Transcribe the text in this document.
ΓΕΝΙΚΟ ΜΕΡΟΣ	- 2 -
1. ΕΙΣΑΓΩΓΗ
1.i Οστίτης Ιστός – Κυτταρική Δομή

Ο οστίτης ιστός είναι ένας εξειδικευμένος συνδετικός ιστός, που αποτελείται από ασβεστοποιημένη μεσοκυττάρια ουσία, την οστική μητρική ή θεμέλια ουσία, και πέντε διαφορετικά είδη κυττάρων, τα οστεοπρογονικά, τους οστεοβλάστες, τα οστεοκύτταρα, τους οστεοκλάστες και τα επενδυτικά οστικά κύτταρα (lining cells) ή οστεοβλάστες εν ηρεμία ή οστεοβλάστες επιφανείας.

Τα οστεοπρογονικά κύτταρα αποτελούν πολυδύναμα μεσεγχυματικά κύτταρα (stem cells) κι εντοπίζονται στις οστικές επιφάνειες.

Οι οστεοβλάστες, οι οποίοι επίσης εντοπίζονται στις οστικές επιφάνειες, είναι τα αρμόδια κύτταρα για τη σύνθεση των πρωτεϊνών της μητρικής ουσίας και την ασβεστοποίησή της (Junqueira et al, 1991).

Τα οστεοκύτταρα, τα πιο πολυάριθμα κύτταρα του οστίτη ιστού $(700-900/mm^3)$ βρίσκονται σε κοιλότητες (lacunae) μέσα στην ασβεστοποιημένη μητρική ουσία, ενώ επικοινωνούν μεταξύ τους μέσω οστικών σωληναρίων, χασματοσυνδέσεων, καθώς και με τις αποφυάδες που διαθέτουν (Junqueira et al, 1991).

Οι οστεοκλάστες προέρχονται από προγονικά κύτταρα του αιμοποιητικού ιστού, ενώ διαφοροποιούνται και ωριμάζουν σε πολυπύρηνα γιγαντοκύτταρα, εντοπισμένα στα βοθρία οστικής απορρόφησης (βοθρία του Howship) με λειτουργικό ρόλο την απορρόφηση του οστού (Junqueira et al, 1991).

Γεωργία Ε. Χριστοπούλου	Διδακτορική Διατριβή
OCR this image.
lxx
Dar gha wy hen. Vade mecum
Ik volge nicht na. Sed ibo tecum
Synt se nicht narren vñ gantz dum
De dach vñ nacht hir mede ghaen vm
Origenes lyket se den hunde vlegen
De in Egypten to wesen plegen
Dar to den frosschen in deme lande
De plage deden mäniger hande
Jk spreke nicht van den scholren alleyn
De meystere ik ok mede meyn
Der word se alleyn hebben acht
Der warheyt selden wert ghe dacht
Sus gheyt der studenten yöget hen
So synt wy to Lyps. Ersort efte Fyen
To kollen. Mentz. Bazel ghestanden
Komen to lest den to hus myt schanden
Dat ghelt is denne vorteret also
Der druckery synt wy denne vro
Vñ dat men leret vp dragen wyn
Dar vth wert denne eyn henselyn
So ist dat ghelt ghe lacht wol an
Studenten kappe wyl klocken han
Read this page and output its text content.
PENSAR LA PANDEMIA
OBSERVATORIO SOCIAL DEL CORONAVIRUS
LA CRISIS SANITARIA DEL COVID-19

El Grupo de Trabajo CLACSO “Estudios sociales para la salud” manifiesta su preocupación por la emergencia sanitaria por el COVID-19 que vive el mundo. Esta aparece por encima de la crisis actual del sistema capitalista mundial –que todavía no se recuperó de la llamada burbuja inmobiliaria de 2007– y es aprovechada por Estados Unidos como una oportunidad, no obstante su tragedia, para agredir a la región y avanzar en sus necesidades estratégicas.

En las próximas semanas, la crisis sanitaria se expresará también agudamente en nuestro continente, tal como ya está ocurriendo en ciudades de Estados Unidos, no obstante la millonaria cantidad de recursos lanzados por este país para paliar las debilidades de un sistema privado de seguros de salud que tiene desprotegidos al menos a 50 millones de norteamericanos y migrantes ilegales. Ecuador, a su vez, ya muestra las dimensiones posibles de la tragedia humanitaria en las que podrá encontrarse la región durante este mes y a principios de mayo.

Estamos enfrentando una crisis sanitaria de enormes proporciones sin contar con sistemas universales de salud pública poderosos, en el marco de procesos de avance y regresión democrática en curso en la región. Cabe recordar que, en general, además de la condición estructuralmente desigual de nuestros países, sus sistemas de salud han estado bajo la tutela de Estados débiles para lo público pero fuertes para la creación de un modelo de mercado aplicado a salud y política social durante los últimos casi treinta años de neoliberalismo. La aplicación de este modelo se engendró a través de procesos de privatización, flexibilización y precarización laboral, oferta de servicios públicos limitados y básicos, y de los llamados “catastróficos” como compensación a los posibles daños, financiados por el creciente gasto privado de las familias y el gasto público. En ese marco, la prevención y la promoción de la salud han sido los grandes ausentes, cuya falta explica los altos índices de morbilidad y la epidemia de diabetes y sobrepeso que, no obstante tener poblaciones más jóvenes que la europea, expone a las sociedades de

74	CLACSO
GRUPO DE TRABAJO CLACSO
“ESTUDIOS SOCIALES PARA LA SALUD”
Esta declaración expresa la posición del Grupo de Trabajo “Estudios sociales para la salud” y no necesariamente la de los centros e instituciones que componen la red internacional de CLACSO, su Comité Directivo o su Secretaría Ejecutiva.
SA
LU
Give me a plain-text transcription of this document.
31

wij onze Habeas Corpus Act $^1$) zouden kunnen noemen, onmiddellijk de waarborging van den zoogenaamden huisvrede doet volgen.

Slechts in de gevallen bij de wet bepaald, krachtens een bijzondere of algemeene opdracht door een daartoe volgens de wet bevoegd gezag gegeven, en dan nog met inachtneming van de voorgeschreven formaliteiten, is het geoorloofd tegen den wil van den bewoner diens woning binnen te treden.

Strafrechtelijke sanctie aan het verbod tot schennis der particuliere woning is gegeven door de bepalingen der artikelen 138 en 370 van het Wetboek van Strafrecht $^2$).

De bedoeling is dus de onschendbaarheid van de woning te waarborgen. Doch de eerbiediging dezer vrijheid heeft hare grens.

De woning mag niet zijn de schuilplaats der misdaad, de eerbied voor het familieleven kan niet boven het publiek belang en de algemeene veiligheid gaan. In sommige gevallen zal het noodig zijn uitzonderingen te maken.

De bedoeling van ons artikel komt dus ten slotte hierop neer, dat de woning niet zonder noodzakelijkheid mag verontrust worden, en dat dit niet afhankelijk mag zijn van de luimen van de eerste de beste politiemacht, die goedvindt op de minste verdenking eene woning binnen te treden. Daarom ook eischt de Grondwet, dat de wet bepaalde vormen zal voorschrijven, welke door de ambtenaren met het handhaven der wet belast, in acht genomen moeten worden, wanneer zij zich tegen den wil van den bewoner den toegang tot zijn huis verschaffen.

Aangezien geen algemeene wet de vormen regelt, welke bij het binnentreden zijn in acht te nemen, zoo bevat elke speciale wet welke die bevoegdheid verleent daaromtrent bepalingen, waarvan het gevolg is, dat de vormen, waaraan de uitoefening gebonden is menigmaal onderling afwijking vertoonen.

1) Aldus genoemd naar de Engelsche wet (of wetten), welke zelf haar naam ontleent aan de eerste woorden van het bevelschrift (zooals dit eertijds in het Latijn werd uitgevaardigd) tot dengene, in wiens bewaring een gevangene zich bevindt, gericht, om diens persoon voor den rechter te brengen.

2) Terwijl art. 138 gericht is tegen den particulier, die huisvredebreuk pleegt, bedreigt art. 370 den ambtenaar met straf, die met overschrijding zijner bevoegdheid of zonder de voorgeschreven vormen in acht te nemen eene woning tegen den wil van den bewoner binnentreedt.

------

Task to complete: List the lines of the records where "gericht" occurs.

Expected answer:
1) Aldus genoemd naar de Engelsche wet (of wetten), welke zelf haar naam ontleent aan de eerste woorden van het bevelschrift (zooals dit eertijds in het Latijn werd uitgevaardigd) tot dengene, in wiens bewaring een gevangene zich bevindt, gericht, om diens persoon voor den rechter te brengen.
2) Terwijl art. 138 gericht is tegen den particulier, die huisvredebreuk pleegt, bedreigt art. 370 den ambtenaar met straf, die met overschrijding zijner bevoegdheid of zonder de voorgeschreven vormen in acht te nemen eene woning tegen den wil van den bewoner binnentreedt.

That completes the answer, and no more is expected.